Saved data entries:
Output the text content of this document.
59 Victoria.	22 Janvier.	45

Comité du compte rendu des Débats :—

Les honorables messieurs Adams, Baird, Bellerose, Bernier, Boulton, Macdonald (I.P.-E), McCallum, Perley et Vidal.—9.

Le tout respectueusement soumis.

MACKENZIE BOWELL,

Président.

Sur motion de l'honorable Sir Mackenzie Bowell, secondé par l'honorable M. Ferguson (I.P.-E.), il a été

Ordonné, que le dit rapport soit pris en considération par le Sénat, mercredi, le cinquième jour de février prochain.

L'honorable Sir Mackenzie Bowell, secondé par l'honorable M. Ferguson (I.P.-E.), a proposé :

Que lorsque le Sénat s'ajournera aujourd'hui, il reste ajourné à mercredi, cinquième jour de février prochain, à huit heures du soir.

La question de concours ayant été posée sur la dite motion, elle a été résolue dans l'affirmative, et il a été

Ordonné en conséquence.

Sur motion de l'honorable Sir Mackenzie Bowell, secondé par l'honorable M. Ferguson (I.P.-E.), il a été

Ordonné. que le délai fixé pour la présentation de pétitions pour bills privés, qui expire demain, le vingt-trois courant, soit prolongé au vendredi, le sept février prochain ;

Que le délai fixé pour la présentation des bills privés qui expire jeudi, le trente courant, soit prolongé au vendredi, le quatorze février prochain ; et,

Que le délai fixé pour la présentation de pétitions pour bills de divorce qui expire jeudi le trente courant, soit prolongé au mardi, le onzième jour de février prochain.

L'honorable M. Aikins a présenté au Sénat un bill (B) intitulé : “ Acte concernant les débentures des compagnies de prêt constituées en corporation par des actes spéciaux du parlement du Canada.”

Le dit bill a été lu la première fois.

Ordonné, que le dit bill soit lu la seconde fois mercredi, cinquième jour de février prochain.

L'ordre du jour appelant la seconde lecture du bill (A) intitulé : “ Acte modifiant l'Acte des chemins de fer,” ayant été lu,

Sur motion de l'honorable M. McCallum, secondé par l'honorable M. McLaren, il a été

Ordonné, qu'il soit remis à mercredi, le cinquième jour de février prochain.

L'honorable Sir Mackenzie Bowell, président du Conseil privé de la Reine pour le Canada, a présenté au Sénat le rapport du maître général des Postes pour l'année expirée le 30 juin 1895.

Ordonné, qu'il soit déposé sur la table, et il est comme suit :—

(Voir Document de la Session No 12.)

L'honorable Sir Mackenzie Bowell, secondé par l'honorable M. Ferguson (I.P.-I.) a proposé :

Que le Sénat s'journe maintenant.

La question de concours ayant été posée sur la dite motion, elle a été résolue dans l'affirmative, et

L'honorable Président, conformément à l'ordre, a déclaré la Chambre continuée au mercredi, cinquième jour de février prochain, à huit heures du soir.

▸ **Problem statement**
Look for the word "rapport" in every line of the listing and copy the lines that have it.

▸ **Solved problem**
Ordonné, que le dit rapport soit pris en considération par le Sénat, mercredi, le cinquième jour de février prochain.
L'honorable Sir Mackenzie Bowell, président du Conseil privé de la Reine pour le Canada, a présenté au Sénat le rapport du maître général des Postes pour l'année expirée le 30 juin 1895.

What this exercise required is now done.